» Challenge:
Pull out the lines from the start of the records through the line containing "336, 170, 350]", including both ends, and reproduce them verbatim.

» Layout annotation records:

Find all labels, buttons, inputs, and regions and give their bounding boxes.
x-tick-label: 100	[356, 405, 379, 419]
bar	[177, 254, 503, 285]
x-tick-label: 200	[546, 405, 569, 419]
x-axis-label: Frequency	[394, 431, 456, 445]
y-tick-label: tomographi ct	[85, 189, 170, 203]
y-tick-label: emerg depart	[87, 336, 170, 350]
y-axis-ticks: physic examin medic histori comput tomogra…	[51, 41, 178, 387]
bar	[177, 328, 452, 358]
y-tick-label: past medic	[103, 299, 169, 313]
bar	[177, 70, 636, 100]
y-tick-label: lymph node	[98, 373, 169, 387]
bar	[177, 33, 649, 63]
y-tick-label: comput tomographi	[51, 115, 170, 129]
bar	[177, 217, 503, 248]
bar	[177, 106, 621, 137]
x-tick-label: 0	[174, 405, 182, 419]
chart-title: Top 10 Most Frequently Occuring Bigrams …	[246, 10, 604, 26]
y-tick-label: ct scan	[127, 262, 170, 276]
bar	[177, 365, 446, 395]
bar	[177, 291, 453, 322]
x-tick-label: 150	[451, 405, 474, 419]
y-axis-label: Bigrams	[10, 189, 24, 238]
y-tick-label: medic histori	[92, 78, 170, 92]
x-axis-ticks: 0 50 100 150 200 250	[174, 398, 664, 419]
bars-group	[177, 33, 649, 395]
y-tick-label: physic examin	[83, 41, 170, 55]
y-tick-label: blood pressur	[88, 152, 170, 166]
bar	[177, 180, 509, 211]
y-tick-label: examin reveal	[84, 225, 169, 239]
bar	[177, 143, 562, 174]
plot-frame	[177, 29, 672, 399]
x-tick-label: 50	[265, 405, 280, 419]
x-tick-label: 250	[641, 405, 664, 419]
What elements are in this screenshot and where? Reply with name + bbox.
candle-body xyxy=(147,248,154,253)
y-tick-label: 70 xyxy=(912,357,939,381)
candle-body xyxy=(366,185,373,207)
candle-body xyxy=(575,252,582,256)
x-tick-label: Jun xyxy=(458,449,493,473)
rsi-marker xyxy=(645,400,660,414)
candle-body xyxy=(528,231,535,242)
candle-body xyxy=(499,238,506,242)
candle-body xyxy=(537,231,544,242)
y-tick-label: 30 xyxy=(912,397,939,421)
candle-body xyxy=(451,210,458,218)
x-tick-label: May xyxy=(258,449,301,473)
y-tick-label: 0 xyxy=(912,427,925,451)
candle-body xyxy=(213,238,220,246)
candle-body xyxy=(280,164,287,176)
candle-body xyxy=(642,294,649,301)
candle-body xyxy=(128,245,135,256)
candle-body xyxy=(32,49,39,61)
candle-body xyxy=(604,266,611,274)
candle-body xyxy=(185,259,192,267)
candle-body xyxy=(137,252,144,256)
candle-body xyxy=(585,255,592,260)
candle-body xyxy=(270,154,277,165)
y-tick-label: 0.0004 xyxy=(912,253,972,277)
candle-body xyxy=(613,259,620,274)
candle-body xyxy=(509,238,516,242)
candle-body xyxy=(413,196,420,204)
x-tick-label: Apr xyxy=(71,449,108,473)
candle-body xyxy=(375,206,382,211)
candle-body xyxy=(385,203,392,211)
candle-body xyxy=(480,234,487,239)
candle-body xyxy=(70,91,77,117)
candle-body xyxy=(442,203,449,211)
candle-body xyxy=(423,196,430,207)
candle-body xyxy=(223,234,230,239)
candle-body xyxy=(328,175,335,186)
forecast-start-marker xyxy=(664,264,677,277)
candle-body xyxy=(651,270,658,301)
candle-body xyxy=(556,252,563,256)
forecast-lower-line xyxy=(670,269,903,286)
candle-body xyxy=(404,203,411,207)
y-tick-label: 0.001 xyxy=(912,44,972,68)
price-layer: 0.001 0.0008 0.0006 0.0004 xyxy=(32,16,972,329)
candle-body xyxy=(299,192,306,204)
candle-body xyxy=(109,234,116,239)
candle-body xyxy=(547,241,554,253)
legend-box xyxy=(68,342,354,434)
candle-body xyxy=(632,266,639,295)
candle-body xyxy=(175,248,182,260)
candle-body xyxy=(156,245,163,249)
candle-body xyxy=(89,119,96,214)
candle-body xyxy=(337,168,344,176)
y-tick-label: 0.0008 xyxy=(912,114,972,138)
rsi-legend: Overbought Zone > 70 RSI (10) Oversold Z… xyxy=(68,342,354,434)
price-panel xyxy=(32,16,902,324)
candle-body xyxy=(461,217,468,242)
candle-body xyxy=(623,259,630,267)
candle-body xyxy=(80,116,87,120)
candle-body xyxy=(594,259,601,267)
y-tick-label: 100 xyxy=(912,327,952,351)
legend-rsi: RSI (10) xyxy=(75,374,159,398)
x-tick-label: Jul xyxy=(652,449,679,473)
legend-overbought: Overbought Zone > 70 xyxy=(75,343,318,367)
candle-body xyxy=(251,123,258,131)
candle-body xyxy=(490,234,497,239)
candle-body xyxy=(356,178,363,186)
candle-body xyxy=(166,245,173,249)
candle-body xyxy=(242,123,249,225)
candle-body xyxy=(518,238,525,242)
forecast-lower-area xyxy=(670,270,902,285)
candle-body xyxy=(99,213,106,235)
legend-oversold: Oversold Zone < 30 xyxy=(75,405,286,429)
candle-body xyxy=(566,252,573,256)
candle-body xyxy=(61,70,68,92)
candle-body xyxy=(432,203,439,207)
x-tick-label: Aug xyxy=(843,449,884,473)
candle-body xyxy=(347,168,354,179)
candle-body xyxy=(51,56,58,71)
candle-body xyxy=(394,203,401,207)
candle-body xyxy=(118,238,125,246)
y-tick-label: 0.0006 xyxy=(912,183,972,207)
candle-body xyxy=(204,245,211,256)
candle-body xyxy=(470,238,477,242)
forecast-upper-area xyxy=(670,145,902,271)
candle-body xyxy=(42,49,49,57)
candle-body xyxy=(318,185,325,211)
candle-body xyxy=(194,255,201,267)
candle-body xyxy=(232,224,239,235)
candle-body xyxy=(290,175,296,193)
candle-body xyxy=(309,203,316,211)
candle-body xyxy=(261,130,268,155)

» Worked answer:
Find all labels, buttons, inputs, and regions and give their bounding boxes.
x-tick-label: 100	[356, 405, 379, 419]
bar	[177, 254, 503, 285]
x-tick-label: 200	[546, 405, 569, 419]
x-axis-label: Frequency	[394, 431, 456, 445]
y-tick-label: tomographi ct	[85, 189, 170, 203]
y-tick-label: emerg depart	[87, 336, 170, 350]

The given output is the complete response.